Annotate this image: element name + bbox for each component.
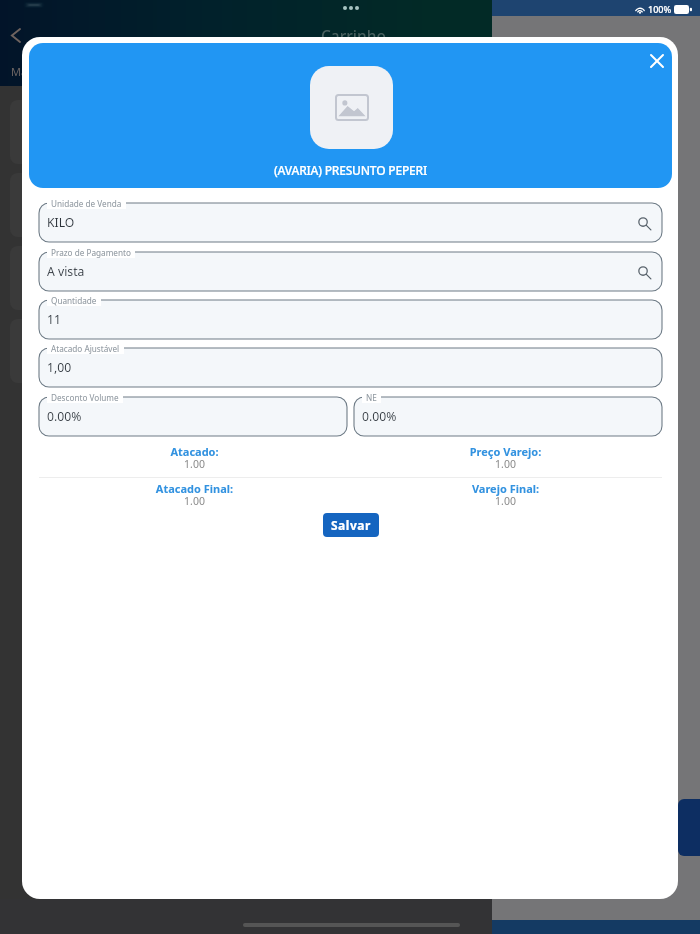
staticText: Prazo de Pagamento [51,247,131,258]
staticText: 11 [47,311,61,328]
staticText: Ma [11,64,28,79]
staticText: Carrinho [321,25,386,46]
staticText: Unidade de Venda [51,198,122,209]
button[interactable]: Salvar [323,513,379,537]
staticText: KILO [47,214,75,231]
button[interactable] [39,397,347,436]
staticText: 100% [648,3,672,15]
staticText: 0.00% [362,408,397,425]
staticText: Desconto Volume [51,392,119,403]
staticText: 1.00 [350,494,661,508]
staticText: (AVARIA) PRESUNTO PEPERI [29,162,672,178]
button[interactable] [39,348,662,387]
button[interactable] [39,300,662,339]
button[interactable] [354,397,662,436]
staticText: NE [366,392,377,403]
staticText: Varejo Final: [350,481,661,496]
staticText: Atacado Ajustável [51,343,120,354]
staticText: 1.00 [39,457,350,471]
button[interactable] [39,252,662,291]
staticText: Atacado: [39,444,350,459]
staticText: 1.00 [39,494,350,508]
staticText: 0.00% [47,408,82,425]
button[interactable]: Fechar [640,44,672,78]
staticText: 1.00 [350,457,661,471]
staticText: Preço Varejo: [350,444,661,459]
staticText: Quantidade [51,295,97,306]
staticText: A vista [47,263,85,280]
staticText: 1,00 [47,359,72,376]
staticText: Atacado Final: [39,481,350,496]
button[interactable] [39,203,662,242]
staticText: Salvar [331,517,371,533]
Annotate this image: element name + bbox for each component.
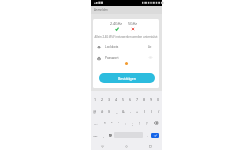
button[interactable]: 3	[106, 93, 113, 105]
button[interactable]: +	[134, 105, 141, 117]
button[interactable]: 6	[127, 93, 134, 105]
staticText: -	[130, 109, 132, 114]
staticText: 4	[115, 97, 118, 102]
button[interactable]: Enter	[151, 133, 159, 138]
button[interactable]: @	[91, 105, 99, 117]
staticText: 6	[129, 97, 132, 102]
staticText: 3	[108, 97, 111, 102]
button[interactable]: $	[106, 105, 113, 117]
button[interactable]: !	[136, 117, 143, 129]
staticText: =\<	[94, 122, 98, 125]
staticText: )	[151, 109, 153, 114]
staticText: ,	[103, 133, 104, 138]
button[interactable]: _	[113, 105, 120, 117]
button[interactable]: ?	[143, 117, 150, 129]
button[interactable]: #	[99, 105, 106, 117]
staticText: 0	[157, 97, 160, 102]
button[interactable]: 1	[91, 93, 99, 105]
button[interactable]: "	[108, 117, 115, 129]
staticText: :	[125, 121, 126, 126]
button[interactable]: *	[101, 117, 108, 129]
staticText: 1	[94, 97, 97, 102]
staticText: .	[147, 133, 148, 138]
staticText: $	[108, 109, 111, 114]
button[interactable]: 0	[155, 93, 162, 105]
staticText: 5	[122, 97, 125, 102]
staticText: ;	[132, 121, 133, 126]
button[interactable]: -	[127, 105, 134, 117]
staticText: 9	[150, 97, 153, 102]
staticText: #	[101, 109, 104, 114]
button[interactable]: )	[148, 105, 155, 117]
button[interactable]: Passwort	[93, 52, 159, 63]
button[interactable]: ,	[100, 129, 107, 141]
button[interactable]: 5	[120, 93, 127, 105]
button[interactable]: /	[155, 105, 162, 117]
staticText: /	[158, 109, 160, 114]
button[interactable]: '	[115, 117, 122, 129]
button[interactable]: 4	[113, 93, 120, 105]
staticText: @	[93, 109, 97, 114]
button[interactable]: 9	[148, 93, 155, 105]
button[interactable]: Lockbots	[93, 41, 159, 52]
button[interactable]: Bestätigen	[99, 73, 155, 83]
button[interactable]: :	[122, 117, 129, 129]
staticText: Lockbots	[105, 45, 119, 49]
staticText: Ae	[148, 45, 152, 49]
staticText: 8	[143, 97, 146, 102]
button[interactable]: =\<	[91, 117, 101, 129]
button[interactable]: &	[120, 105, 127, 117]
button[interactable]: 8	[141, 93, 148, 105]
staticText: Passwort	[105, 56, 119, 60]
staticText: '	[118, 121, 119, 126]
staticText: &	[122, 109, 125, 114]
staticText: Anmelden	[94, 8, 108, 12]
button[interactable]: ;	[129, 117, 136, 129]
button[interactable]: Backspace	[150, 117, 162, 129]
staticText: ABC	[93, 134, 98, 137]
button[interactable]: Recents	[138, 143, 162, 150]
staticText: 2.4GHz	[110, 21, 123, 26]
staticText: *	[104, 121, 106, 126]
staticText: _	[116, 109, 118, 114]
staticText: 7	[136, 97, 139, 102]
button[interactable]: (	[141, 105, 148, 117]
button[interactable]: 7	[134, 93, 141, 105]
staticText: 5GHz	[128, 21, 138, 26]
button[interactable]: Emoji	[107, 129, 114, 141]
staticText: "	[111, 121, 113, 126]
staticText: Allein 2.4G Wi-Fi netzwerken werden unte…	[93, 35, 159, 39]
button[interactable]: ABC	[91, 129, 100, 141]
staticText: (	[144, 109, 146, 114]
staticText: !	[139, 121, 140, 126]
staticText: Bestätigen	[118, 76, 137, 81]
staticText: ?	[146, 121, 148, 126]
button[interactable]: Back	[91, 143, 114, 150]
staticText: +	[136, 109, 139, 114]
button[interactable]: 2	[99, 93, 106, 105]
button[interactable]: Home	[114, 143, 138, 150]
staticText: 2	[101, 97, 104, 102]
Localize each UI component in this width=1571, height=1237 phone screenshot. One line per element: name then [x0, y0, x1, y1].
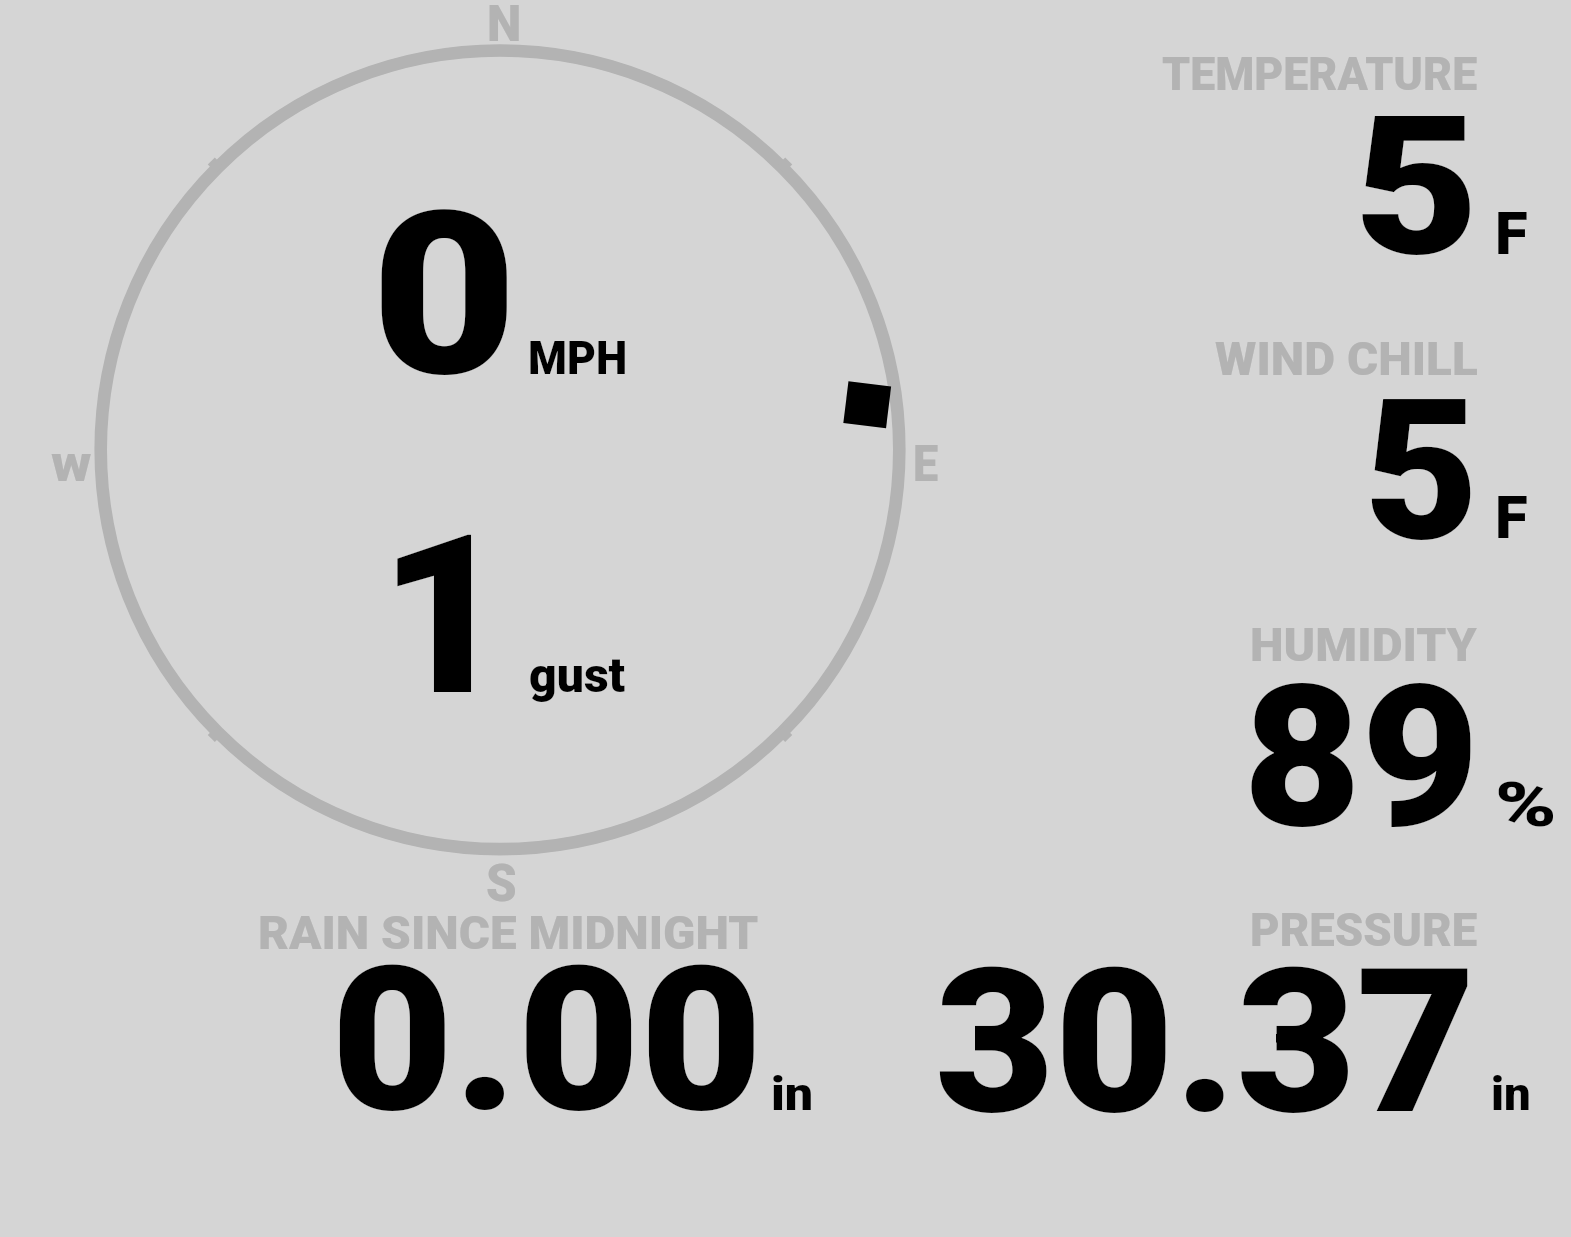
staticText: w — [51, 433, 92, 494]
button[interactable]: Gust 1 mile per hour — [380, 525, 640, 705]
staticText: RAIN SINCE MIDNIGHT — [258, 907, 759, 960]
staticText: 30.37 — [935, 925, 1476, 1159]
staticText: in — [1491, 1067, 1531, 1121]
staticText: PRESSURE — [1250, 904, 1478, 957]
staticText: gust — [529, 647, 625, 704]
button[interactable]: Humidity 89 percent — [1248, 620, 1563, 832]
staticText: 0.00 — [331, 923, 763, 1158]
staticText: % — [1495, 769, 1557, 841]
button[interactable]: Rain since midnight 0.00 inches — [255, 908, 815, 1117]
staticText: S — [486, 853, 517, 914]
button[interactable]: Temperature 5 degrees Fahrenheit — [1158, 50, 1533, 260]
staticText: F — [1495, 484, 1528, 553]
staticText: in — [771, 1067, 814, 1121]
staticText: HUMIDITY — [1250, 619, 1478, 672]
button[interactable]: Wind direction dial, wind from the east — [101, 50, 899, 849]
staticText: F — [1495, 200, 1528, 269]
staticText: WIND CHILL — [1215, 333, 1478, 386]
staticText: 1 — [379, 486, 510, 746]
staticText: 0 — [371, 163, 518, 428]
staticText: 5 — [1354, 73, 1480, 300]
staticText: 5 — [1364, 358, 1479, 586]
staticText: TEMPERATURE — [1162, 48, 1478, 101]
staticText: N — [487, 0, 522, 53]
button[interactable]: Pressure 30.37 inches — [935, 905, 1535, 1117]
button[interactable]: Wind speed 0 miles per hour — [370, 200, 640, 380]
staticText: MPH — [528, 332, 627, 386]
staticText: 89 — [1243, 643, 1479, 873]
button[interactable]: Wind chill 5 degrees Fahrenheit — [1210, 335, 1533, 545]
staticText: E — [913, 434, 939, 493]
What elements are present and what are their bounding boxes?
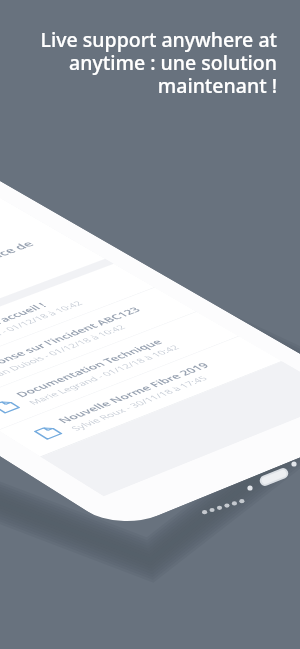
other: Device bottom (0, 0, 300, 649)
staticText: Documentation Technique (12, 337, 166, 399)
staticText: Jean Dubois - 01/12/18 à 10:42 (0, 323, 128, 381)
other: Document (29, 423, 67, 442)
staticText: Retour sur l'accueil ! (0, 300, 50, 348)
staticText: Paul Martin - 01/12/18 à 10:42 (0, 299, 85, 355)
other: Document (0, 397, 24, 416)
staticText: Réponse sur l'incident ABC123 (0, 305, 144, 374)
button[interactable]: Document (0, 312, 239, 430)
button[interactable]: Document (0, 288, 197, 404)
button[interactable]: Document (0, 336, 282, 457)
button[interactable]: Document (0, 264, 155, 379)
staticText: Sylvie Roux - 30/11/18 à 17:45 (68, 374, 211, 432)
staticText: Marie Legrand - 01/12/18 à 10:42 (25, 343, 182, 406)
staticText: Nouvelle Norme Fibre 2019 (54, 360, 213, 425)
staticText: Live support anywhere at anytime : une s… (18, 26, 277, 99)
staticText: Bienvenue sur votre espace de gestion (0, 228, 79, 323)
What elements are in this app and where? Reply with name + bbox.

» **EXERCISE**
Copy the data word for word, starting with the line that contains "staticText: Prazo de" and going on through the line that contains "staticText: 1,00 [47,359,72,376]", with both of those lines included.

» **RESPONSE TO THIS EXERCISE**
staticText: Prazo de Pagamento [51,247,131,258]
staticText: 11 [47,311,61,328]
staticText: Ma [11,64,28,79]
staticText: Carrinho [321,25,386,46]
staticText: Unidade de Venda [51,198,122,209]
button[interactable]: Salvar [323,513,379,537]
staticText: KILO [47,214,75,231]
button[interactable] [39,397,347,436]
staticText: 100% [648,3,672,15]
staticText: 0.00% [362,408,397,425]
staticText: Desconto Volume [51,392,119,403]
staticText: 1.00 [350,494,661,508]
staticText: (AVARIA) PRESUNTO PEPERI [29,162,672,178]
button[interactable] [39,348,662,387]
button[interactable] [39,300,662,339]
button[interactable] [354,397,662,436]
staticText: NE [366,392,377,403]
staticText: Varejo Final: [350,481,661,496]
staticText: Atacado Ajustável [51,343,120,354]
staticText: 1.00 [39,457,350,471]
button[interactable] [39,252,662,291]
staticText: Atacado: [39,444,350,459]
staticText: 1.00 [39,494,350,508]
staticText: 0.00% [47,408,82,425]
button[interactable]: Fechar [640,44,672,78]
staticText: 1.00 [350,457,661,471]
staticText: Preço Varejo: [350,444,661,459]
staticText: Quantidade [51,295,97,306]
staticText: A vista [47,263,85,280]
staticText: 1,00 [47,359,72,376]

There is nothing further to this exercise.